> _Set exercise 1_:
Put the rows, from the start of the rows to the line with "data-point <box>187 475 196 484</box>", into a JSON list of strings, one string per line and no blank lines.

> _Page extract_:
----------------------------------------

A band worn on the forehead.
Although the Israelites were told that they should ‘tie God’s law as a sign upon their hand’ and have it as a ‘frontlet band between their eyes,’ this evidently did not refer to the literal wearing of Scripture texts. (De 6:6-8; 11:18) True, they were instructed to wear a literal fringe upon their garments as a reminder of God’s commandments. (Nu 15:38-40) However, the evidence that the “sign” and “frontlet band” were to be figurative can be seen from God’s instructions to the Israelites concerning their commemoration of his deliverance of them. This commemoration was also to serve “as a sign upon your hand and as a memorial between your eyes” and “as a frontlet band between your eyes.”—Ex 13:9, 14-16.
In what sense were Israelites to wear God’s law as a frontlet band between their eyes?

----------------------------------------

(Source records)
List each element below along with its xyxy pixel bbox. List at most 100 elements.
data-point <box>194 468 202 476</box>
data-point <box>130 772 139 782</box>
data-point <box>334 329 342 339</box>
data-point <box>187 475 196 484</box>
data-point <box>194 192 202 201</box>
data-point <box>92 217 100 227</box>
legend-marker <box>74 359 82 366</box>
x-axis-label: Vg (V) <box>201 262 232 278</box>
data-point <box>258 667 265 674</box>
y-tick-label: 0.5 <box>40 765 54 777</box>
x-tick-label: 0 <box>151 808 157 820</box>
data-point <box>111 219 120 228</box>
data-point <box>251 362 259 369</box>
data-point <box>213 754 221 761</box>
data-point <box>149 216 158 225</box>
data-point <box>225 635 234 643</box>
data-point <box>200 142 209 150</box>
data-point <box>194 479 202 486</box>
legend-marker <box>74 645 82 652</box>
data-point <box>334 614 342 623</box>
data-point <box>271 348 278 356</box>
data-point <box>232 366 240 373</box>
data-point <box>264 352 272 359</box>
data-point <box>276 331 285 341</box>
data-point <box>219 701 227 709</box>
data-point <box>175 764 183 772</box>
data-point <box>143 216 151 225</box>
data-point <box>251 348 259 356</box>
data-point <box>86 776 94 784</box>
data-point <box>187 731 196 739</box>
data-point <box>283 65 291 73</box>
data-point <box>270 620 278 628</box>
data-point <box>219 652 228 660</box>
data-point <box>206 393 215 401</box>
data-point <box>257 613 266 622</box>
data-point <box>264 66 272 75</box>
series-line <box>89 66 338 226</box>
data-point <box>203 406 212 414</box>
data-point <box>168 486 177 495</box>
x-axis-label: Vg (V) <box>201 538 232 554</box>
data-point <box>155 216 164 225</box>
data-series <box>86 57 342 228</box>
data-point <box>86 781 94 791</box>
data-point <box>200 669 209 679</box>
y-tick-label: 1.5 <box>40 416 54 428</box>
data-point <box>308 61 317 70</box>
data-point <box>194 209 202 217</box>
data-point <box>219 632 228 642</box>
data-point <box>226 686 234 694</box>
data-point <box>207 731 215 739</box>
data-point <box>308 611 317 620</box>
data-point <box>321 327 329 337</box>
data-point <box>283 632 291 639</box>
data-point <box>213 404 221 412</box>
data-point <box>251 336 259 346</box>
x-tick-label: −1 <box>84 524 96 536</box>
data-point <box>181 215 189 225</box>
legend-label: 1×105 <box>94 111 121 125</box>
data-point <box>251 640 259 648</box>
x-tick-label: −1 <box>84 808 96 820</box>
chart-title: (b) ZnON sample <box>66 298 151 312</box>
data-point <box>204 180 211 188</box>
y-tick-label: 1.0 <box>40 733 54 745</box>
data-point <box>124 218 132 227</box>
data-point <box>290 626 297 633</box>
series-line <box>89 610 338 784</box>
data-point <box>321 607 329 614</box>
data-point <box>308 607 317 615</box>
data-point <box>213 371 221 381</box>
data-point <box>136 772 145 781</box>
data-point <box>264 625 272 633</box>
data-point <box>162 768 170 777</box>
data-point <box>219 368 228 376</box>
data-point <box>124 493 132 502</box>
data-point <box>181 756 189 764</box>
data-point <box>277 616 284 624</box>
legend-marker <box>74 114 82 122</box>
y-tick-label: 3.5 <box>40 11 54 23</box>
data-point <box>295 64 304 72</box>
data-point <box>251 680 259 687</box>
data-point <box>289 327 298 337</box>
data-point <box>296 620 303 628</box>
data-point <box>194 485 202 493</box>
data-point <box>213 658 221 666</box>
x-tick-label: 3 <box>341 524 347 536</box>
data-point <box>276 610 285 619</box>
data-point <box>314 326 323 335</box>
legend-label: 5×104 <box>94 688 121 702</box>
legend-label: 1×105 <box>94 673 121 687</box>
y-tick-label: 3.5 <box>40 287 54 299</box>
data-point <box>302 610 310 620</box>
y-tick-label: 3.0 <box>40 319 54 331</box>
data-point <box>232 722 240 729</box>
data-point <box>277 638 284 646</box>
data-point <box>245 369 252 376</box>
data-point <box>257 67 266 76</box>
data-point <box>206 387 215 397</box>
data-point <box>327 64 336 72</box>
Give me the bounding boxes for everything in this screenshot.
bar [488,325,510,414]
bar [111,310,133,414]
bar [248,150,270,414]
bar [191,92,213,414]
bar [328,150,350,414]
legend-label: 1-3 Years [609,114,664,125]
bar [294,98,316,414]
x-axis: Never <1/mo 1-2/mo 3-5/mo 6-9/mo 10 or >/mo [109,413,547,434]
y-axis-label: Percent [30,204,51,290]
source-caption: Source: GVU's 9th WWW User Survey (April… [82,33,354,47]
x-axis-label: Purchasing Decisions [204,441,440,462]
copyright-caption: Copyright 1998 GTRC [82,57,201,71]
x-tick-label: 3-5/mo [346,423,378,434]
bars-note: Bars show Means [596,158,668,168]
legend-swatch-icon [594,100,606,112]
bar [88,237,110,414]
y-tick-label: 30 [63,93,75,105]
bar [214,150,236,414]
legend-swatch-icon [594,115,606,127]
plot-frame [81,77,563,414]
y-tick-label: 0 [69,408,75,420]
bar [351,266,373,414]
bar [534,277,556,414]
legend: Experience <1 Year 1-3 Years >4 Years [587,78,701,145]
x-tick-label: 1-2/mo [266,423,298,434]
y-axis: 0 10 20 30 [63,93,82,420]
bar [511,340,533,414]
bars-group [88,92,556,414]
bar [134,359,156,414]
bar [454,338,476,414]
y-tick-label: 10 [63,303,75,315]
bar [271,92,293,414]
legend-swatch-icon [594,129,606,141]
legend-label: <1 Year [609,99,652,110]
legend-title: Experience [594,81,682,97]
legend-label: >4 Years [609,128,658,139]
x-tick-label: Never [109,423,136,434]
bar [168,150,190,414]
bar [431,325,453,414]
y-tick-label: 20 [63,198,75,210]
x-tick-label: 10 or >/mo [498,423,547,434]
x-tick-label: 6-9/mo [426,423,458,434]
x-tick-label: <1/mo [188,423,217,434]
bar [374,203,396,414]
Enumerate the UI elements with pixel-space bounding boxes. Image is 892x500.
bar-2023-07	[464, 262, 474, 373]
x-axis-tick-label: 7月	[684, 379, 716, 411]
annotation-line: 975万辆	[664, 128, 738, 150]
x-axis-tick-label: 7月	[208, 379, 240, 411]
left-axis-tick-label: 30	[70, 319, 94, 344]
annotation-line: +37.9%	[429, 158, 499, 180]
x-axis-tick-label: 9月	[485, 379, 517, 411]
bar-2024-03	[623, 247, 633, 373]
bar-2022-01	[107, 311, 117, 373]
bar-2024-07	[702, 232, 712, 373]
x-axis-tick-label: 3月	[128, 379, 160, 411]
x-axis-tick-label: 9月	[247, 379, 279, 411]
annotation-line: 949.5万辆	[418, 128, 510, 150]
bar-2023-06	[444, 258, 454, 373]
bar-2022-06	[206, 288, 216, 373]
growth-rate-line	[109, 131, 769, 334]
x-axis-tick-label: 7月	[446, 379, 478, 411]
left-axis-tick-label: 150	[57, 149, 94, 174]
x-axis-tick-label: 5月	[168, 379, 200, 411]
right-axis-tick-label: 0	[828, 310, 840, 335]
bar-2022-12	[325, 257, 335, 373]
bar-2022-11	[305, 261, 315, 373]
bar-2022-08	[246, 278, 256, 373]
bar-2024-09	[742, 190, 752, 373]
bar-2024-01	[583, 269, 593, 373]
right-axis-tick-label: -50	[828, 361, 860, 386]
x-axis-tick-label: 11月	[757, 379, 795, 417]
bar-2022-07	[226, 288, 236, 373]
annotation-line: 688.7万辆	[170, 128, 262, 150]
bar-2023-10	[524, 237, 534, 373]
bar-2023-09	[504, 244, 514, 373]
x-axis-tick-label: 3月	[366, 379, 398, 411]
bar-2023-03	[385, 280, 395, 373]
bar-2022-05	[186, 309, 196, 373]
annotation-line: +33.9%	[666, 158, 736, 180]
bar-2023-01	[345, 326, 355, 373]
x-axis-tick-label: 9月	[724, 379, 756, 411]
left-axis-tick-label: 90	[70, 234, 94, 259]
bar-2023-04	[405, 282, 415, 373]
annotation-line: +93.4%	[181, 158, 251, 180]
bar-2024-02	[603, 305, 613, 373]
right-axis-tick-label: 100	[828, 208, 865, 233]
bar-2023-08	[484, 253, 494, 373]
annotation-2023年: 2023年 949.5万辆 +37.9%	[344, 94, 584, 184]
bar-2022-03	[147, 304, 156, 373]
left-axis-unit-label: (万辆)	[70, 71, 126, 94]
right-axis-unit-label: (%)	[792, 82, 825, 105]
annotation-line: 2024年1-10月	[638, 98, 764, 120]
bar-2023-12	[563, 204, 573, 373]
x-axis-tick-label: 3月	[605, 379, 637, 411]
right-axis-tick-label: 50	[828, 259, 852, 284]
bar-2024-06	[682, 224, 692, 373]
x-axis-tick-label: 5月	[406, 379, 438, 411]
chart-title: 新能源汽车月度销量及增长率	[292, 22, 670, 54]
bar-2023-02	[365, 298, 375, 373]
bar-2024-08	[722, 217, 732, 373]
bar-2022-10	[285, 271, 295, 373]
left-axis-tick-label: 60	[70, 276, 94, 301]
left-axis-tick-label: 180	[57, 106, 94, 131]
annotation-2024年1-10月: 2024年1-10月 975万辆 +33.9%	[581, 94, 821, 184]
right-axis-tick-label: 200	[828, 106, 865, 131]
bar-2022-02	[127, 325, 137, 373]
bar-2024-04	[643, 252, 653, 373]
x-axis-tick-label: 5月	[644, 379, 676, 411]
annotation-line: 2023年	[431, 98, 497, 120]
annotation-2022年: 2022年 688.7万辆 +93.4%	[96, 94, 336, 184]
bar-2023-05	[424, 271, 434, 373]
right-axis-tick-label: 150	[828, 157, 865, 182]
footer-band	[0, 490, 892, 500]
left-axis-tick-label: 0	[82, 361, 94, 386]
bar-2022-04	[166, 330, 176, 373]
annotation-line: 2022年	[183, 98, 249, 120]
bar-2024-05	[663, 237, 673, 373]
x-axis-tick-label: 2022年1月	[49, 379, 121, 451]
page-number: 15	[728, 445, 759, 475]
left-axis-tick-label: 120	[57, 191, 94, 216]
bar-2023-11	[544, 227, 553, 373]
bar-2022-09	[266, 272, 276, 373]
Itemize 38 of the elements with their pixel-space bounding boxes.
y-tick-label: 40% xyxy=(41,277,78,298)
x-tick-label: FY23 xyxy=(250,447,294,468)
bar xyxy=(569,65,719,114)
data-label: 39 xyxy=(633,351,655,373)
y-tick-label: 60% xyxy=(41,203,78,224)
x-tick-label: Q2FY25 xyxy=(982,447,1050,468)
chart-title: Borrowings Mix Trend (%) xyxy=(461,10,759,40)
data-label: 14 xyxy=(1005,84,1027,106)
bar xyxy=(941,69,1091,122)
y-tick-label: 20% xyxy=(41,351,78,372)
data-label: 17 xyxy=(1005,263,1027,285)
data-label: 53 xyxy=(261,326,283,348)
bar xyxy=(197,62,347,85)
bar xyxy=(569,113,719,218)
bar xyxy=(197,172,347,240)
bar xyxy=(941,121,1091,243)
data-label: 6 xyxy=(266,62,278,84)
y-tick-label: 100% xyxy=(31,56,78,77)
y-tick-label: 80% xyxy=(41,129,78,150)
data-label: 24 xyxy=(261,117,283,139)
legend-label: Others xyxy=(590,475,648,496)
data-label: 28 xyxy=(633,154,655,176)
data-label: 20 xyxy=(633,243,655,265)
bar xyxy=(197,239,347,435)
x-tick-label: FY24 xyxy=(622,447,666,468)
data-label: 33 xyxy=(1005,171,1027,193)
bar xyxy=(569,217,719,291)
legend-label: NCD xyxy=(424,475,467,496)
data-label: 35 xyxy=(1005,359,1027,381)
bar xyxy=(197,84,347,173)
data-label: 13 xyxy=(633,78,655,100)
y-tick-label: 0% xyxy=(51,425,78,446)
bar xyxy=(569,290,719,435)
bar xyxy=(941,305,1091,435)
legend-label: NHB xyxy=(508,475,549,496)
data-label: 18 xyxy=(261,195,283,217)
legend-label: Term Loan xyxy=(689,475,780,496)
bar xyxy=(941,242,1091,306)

----------------------------------------

> _Set exercise 2_:
Output the frontlet band entry word for word from "Although the Israelites" to "between their eyes?".

> _Expected answer 1_:
[
  "List each element below along with its xyxy pixel bbox. List at most 100 elements.",
  "data-point <box>194 468 202 476</box>",
  "data-point <box>130 772 139 782</box>",
  "data-point <box>334 329 342 339</box>",
  "data-point <box>187 475 196 484</box>"
]

> _Expected answer 2_:
Although the Israelites were told that they should ‘tie God’s law as a sign upon their hand’ and have it as a ‘frontlet band between their eyes,’ this evidently did not refer to the literal wearing of Scripture texts. (De 6:6-8; 11:18) True, they were instructed to wear a literal fringe upon their garments as a reminder of God’s commandments. (Nu 15:38-40) However, the evidence that the “sign” and “frontlet band” were to be figurative can be seen from God’s instructions to the Israelites concerning their commemoration of his deliverance of them. This commemoration was also to serve “as a sign upon your hand and as a memorial between your eyes” and “as a frontlet band between your eyes.”—Ex 13:9, 14-16.
In what sense were Israelites to wear God’s law as a frontlet band between their eyes?